WORK TO DO -
Copy the records from their first line up to and including the line that contains "x-tick-label: 08-04: [1056, 398, 1091, 412]", keeping every character unchanged.
************
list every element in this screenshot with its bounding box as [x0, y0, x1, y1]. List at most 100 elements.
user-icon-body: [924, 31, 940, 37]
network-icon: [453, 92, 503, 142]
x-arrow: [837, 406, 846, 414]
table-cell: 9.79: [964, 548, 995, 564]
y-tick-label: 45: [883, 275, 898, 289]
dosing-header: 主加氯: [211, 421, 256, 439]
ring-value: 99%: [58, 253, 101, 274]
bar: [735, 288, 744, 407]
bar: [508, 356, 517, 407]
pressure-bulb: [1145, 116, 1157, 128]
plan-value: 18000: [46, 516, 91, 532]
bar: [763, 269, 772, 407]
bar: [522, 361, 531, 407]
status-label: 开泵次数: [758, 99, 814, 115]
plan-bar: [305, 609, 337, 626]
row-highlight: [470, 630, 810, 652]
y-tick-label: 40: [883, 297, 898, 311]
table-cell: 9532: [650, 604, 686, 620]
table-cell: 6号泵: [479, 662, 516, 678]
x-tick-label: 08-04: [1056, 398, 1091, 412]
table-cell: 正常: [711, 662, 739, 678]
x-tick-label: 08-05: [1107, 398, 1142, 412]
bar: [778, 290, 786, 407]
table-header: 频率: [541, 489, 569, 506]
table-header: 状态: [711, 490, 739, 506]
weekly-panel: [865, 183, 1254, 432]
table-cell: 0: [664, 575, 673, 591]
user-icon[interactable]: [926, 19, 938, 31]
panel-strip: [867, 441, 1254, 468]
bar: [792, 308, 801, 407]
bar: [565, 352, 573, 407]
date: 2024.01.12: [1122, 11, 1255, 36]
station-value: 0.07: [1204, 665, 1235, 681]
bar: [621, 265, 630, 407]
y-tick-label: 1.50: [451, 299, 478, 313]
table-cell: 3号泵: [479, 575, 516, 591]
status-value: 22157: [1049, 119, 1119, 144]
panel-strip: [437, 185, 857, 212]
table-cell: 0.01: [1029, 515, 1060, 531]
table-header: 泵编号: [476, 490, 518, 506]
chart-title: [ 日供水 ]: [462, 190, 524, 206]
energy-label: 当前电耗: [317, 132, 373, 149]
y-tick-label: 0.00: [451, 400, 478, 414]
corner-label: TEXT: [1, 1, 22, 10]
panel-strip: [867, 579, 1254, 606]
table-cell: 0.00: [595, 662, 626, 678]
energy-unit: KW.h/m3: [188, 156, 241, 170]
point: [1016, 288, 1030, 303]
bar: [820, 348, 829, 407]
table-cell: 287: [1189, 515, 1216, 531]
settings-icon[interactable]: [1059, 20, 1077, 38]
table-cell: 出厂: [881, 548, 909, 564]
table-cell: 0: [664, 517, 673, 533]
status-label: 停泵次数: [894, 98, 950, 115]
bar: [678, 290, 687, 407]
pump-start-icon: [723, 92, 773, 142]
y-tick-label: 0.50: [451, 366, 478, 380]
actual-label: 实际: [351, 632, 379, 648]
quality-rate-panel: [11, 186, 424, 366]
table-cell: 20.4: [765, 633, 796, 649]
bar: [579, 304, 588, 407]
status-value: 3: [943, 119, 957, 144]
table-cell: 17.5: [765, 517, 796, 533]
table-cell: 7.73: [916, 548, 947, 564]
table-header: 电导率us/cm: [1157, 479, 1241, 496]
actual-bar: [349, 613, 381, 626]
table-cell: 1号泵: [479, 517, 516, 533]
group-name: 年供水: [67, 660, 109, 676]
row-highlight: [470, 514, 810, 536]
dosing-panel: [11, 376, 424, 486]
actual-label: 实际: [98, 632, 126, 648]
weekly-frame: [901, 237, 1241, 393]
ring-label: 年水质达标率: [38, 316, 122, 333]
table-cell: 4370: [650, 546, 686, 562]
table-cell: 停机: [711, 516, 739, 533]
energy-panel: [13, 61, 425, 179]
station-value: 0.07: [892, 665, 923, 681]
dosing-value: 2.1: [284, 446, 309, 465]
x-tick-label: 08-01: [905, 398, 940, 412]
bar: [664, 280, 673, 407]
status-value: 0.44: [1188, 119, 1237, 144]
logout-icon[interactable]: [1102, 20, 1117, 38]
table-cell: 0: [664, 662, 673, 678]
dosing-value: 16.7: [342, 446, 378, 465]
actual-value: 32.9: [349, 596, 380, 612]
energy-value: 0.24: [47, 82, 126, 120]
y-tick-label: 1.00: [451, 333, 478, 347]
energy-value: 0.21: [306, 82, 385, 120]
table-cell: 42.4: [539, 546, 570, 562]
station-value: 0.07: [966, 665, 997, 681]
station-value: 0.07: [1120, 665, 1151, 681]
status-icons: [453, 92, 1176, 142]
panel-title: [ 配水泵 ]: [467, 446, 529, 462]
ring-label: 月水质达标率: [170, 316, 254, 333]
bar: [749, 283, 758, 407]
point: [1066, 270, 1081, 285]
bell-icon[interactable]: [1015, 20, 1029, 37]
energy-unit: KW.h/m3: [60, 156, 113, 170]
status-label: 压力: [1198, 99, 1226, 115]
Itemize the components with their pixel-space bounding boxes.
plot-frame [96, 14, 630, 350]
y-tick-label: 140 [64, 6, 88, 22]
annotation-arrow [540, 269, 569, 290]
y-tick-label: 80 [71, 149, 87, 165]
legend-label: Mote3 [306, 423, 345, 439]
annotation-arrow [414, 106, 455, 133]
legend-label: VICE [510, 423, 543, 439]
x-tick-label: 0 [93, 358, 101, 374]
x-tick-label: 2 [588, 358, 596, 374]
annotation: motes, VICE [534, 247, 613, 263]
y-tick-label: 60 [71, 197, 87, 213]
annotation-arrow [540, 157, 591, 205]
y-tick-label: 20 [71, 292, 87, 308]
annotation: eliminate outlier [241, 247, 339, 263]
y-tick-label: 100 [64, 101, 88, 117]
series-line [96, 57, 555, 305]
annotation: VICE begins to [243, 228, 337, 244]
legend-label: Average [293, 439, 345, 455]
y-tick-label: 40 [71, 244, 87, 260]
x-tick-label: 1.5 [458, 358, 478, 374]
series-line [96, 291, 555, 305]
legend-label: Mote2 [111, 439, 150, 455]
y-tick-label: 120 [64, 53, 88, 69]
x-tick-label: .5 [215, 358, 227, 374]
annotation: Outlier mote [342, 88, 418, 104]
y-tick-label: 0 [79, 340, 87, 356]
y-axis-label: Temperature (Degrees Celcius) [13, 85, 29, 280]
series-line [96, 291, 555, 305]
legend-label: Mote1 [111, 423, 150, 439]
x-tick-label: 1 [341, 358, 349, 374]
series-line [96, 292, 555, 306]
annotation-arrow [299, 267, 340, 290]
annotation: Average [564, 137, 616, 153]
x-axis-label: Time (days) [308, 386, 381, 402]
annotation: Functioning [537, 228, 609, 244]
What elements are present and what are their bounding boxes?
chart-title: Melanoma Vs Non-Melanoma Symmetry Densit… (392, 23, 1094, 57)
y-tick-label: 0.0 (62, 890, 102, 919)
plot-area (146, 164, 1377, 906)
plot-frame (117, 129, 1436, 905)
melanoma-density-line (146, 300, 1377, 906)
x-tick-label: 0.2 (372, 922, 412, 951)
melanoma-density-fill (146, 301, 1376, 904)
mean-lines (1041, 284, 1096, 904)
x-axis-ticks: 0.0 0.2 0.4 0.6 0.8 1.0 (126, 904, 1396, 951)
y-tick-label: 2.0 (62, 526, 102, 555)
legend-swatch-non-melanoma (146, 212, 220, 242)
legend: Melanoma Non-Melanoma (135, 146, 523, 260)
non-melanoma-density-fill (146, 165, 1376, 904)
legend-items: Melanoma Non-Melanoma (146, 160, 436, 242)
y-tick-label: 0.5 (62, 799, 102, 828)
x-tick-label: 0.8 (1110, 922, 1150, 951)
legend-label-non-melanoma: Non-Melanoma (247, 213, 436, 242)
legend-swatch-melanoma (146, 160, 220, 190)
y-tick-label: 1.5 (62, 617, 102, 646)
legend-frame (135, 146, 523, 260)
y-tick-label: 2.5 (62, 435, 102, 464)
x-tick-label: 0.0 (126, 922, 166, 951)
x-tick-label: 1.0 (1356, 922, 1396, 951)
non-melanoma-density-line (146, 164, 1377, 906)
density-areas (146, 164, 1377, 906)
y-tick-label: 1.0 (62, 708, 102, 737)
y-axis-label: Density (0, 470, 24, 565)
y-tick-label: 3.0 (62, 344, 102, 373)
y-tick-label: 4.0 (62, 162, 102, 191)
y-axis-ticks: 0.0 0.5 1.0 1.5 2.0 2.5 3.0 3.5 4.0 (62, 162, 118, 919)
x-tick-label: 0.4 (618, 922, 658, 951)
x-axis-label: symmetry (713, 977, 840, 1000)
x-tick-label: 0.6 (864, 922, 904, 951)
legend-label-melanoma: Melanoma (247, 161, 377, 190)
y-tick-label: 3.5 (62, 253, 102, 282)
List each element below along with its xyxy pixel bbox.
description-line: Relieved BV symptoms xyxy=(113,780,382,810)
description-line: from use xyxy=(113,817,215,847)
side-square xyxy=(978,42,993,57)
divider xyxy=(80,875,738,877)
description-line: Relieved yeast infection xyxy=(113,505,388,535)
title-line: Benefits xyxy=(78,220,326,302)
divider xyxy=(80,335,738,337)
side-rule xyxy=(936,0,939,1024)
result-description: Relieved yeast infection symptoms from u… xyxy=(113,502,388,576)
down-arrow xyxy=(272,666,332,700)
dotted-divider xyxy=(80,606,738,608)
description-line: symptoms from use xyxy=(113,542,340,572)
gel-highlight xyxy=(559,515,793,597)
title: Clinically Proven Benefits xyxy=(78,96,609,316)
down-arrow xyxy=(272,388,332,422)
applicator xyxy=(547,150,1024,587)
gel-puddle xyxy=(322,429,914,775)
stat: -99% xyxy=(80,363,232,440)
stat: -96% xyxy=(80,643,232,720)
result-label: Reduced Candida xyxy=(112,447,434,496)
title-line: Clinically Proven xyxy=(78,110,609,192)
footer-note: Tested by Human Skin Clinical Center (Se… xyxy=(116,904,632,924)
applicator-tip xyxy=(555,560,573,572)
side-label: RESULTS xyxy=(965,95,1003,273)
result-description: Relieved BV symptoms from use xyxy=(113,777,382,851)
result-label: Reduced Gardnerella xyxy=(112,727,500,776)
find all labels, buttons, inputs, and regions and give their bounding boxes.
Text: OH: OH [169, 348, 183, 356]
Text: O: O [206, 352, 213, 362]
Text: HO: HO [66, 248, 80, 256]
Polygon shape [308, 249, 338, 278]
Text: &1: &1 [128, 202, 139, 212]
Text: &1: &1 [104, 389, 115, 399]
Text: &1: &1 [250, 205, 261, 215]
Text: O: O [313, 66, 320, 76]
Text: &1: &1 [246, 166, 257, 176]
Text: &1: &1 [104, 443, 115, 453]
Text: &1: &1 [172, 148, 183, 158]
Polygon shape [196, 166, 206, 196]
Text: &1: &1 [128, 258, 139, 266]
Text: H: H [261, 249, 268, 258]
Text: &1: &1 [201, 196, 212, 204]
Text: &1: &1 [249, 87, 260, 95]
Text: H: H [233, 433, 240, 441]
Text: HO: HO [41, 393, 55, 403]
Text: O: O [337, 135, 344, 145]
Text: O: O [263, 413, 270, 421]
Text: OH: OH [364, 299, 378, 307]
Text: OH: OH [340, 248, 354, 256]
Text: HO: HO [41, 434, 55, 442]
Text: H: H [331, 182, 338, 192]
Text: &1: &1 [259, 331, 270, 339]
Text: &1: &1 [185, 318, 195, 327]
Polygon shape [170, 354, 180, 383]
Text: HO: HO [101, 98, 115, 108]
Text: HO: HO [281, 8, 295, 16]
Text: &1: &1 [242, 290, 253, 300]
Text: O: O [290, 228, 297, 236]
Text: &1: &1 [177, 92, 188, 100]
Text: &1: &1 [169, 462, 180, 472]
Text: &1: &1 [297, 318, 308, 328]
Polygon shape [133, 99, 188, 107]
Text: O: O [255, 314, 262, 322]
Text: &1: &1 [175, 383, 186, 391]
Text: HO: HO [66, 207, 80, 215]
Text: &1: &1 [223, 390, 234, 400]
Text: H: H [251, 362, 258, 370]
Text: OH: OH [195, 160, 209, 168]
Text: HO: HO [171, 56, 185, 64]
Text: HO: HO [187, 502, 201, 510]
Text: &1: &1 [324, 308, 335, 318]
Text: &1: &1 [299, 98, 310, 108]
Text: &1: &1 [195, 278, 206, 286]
************
RESPONSE FOR THIS EXERCISE -
list every element in this screenshot with its bounding box as [x0, y0, x1, y1]. List at most 100 elements.
user-icon-body: [924, 31, 940, 37]
network-icon: [453, 92, 503, 142]
x-arrow: [837, 406, 846, 414]
table-cell: 9.79: [964, 548, 995, 564]
y-tick-label: 45: [883, 275, 898, 289]
dosing-header: 主加氯: [211, 421, 256, 439]
ring-value: 99%: [58, 253, 101, 274]
bar: [735, 288, 744, 407]
bar: [508, 356, 517, 407]
pressure-bulb: [1145, 116, 1157, 128]
plan-value: 18000: [46, 516, 91, 532]
bar: [763, 269, 772, 407]
bar: [522, 361, 531, 407]
status-label: 开泵次数: [758, 99, 814, 115]
plan-bar: [305, 609, 337, 626]
row-highlight: [470, 630, 810, 652]
y-tick-label: 40: [883, 297, 898, 311]
table-cell: 9532: [650, 604, 686, 620]
table-cell: 6号泵: [479, 662, 516, 678]
x-tick-label: 08-04: [1056, 398, 1091, 412]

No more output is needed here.